TASK PROMPT: Your task is to copy every line of the records below that contains "food".

RECORDS FOR THIS EXERCISE:
◇ ◇ ◇ ◇ ◇
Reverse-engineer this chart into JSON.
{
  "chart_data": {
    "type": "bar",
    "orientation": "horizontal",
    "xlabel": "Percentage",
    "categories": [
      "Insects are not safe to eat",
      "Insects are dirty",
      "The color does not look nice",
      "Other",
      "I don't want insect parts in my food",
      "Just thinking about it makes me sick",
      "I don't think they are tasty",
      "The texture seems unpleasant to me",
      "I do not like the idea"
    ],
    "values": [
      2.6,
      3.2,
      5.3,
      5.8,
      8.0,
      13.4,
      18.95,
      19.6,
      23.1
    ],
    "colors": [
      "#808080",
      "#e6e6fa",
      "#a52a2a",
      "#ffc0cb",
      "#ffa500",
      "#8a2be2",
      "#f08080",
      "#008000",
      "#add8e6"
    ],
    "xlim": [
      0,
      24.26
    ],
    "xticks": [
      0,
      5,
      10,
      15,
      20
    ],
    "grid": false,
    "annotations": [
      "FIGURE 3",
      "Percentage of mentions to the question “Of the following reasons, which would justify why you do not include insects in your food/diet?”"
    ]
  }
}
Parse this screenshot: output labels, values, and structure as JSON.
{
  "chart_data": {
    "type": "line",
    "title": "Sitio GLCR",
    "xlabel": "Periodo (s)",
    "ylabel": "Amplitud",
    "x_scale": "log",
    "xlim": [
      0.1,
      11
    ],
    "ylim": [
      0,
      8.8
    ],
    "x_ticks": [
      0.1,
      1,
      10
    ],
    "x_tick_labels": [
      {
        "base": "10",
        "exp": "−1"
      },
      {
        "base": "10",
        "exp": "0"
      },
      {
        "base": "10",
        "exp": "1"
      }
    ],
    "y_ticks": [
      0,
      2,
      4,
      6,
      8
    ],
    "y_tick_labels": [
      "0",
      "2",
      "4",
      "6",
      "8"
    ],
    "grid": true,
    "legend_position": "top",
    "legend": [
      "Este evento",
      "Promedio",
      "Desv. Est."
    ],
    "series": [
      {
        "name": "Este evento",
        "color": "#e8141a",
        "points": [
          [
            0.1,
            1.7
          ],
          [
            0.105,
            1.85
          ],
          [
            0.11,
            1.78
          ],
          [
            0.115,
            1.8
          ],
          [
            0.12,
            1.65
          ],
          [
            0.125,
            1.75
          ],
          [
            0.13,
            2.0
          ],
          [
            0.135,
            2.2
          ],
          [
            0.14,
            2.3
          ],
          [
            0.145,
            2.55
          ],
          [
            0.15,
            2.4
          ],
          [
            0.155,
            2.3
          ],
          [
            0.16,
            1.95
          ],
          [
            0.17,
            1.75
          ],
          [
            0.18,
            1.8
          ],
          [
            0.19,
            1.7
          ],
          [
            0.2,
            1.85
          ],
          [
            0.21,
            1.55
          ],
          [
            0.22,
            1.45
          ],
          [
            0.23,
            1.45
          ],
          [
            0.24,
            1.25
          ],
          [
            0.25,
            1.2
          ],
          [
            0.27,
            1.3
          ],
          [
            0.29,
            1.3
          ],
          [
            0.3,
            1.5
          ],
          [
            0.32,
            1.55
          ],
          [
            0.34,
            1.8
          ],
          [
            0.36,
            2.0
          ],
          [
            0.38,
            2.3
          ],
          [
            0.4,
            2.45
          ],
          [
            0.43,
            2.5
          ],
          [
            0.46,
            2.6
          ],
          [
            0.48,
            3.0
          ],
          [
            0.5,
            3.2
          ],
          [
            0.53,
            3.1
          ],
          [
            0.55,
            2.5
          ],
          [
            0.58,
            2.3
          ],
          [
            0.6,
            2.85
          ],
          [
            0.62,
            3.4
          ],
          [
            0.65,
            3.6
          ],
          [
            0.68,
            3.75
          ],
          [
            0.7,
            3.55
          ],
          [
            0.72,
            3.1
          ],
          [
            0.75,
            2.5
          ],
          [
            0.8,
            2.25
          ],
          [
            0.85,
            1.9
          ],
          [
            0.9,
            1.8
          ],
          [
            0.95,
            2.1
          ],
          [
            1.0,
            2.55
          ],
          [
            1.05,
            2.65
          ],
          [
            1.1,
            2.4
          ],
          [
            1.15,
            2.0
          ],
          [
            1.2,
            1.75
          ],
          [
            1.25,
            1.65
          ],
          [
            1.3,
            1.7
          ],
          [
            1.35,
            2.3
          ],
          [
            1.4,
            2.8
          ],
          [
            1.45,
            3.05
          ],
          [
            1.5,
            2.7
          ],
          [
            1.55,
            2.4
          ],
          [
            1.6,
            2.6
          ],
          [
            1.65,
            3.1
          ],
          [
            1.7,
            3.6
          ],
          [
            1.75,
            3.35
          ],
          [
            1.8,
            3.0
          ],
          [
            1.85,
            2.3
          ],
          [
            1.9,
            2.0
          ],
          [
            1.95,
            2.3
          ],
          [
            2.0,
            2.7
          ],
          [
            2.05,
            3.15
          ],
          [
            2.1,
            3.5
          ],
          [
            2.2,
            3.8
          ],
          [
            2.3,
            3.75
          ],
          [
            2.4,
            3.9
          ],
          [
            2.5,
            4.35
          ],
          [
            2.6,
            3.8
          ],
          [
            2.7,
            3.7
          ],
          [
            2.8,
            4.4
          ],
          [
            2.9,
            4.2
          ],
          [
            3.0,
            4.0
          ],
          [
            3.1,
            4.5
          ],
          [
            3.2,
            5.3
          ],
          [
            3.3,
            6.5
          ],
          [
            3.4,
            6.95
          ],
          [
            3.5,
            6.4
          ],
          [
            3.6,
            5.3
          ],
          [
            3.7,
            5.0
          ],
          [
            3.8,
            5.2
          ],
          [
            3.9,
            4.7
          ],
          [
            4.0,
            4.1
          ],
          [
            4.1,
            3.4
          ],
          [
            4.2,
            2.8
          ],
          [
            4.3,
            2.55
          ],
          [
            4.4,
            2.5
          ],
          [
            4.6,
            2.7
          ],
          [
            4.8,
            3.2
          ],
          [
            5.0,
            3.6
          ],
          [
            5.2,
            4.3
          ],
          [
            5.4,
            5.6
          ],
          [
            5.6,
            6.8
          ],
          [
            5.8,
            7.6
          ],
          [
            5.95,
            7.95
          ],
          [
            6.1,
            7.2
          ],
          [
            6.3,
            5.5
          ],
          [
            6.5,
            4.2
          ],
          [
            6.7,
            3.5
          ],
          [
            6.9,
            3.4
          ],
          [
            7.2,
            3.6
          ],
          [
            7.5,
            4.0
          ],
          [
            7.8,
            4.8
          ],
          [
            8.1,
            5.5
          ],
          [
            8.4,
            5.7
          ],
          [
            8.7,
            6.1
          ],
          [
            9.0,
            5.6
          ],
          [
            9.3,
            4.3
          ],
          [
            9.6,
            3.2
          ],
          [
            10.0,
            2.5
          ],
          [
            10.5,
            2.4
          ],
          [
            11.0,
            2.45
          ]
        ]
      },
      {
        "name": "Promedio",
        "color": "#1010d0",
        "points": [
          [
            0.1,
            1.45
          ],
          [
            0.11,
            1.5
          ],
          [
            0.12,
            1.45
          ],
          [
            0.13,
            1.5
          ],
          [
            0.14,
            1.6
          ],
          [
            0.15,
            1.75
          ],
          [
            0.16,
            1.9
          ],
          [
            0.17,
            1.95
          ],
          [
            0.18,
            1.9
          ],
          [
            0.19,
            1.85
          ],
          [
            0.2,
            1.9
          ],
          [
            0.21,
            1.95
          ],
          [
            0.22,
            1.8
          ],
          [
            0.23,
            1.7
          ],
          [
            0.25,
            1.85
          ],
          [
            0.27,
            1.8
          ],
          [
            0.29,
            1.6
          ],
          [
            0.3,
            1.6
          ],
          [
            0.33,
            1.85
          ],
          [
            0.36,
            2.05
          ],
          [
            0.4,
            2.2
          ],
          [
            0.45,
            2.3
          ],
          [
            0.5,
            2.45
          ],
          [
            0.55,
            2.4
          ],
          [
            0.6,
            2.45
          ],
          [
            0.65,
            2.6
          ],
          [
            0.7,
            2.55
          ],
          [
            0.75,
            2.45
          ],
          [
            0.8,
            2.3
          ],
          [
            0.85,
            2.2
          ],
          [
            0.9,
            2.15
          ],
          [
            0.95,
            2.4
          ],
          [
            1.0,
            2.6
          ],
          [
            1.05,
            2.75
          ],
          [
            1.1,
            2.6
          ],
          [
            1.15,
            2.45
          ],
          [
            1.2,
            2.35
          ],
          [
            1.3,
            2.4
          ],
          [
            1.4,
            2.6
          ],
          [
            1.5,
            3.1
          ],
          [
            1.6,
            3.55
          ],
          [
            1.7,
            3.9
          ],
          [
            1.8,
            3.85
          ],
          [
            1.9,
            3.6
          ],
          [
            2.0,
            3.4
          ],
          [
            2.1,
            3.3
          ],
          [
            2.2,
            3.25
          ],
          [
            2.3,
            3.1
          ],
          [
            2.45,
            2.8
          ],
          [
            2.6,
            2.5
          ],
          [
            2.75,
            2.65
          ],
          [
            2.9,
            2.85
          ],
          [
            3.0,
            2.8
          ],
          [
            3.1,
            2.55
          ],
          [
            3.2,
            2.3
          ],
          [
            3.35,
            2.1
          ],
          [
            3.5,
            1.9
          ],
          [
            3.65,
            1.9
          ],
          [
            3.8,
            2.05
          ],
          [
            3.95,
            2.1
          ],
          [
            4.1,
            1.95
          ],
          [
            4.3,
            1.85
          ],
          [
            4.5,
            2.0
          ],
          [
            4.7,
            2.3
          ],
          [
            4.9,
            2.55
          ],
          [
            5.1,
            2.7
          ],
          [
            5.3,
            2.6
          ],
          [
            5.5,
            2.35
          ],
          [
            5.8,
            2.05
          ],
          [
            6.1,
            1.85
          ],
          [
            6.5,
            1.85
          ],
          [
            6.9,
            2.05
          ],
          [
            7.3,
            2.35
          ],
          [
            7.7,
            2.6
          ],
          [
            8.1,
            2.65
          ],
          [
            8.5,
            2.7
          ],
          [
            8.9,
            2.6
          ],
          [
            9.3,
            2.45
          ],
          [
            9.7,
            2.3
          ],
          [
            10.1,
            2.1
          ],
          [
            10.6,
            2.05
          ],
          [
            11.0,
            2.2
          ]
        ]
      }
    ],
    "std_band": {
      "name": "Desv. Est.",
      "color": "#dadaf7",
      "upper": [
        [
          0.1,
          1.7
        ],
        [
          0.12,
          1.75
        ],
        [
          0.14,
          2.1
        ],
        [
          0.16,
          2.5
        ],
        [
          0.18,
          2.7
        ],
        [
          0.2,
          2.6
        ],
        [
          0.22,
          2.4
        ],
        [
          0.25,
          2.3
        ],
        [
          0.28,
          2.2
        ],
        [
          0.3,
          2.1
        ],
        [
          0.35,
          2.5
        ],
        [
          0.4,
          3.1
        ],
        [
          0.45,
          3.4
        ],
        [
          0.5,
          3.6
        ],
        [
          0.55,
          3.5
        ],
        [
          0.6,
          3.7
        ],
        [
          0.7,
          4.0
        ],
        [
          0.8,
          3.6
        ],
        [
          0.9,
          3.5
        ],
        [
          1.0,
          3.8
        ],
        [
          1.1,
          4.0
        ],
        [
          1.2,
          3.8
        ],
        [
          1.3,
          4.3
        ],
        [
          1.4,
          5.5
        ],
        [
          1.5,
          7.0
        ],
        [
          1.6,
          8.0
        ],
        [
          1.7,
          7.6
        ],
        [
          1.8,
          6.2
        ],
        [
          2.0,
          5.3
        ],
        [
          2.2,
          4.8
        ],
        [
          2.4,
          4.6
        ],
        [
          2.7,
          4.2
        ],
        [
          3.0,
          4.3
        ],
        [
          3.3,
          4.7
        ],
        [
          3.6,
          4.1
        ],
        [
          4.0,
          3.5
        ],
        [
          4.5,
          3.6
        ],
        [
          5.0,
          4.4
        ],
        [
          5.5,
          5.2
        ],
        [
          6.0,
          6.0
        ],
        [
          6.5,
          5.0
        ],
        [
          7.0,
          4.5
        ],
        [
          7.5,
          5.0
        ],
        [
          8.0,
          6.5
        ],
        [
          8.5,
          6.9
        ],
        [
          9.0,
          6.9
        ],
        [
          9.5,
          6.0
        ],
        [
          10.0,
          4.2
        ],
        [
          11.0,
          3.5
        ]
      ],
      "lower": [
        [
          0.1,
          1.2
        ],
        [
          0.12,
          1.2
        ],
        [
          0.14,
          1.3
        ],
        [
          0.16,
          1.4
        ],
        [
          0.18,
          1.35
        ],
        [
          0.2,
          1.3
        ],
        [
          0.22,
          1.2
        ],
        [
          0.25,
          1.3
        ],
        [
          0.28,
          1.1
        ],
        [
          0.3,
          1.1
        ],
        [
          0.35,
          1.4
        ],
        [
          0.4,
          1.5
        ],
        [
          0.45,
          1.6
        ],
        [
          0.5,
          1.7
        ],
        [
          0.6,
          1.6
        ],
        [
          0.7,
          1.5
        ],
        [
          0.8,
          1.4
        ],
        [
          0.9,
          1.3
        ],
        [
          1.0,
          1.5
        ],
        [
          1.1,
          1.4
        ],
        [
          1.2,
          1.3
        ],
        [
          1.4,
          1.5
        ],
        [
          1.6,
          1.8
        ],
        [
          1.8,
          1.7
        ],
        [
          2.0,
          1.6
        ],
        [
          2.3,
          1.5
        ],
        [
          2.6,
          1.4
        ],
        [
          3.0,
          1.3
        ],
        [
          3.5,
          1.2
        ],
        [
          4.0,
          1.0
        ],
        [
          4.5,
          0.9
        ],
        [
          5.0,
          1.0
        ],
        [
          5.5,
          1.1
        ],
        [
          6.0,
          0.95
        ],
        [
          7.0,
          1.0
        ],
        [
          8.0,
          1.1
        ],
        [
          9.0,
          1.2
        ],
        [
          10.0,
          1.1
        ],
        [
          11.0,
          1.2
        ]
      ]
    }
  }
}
◇ ◇ ◇ ◇ ◇
EXERCISE SOLUTION:
      "I don't want insect parts in my food",
      "Percentage of mentions to the question “Of the following reasons, which would justify why you do not include insects in your food/diet?”"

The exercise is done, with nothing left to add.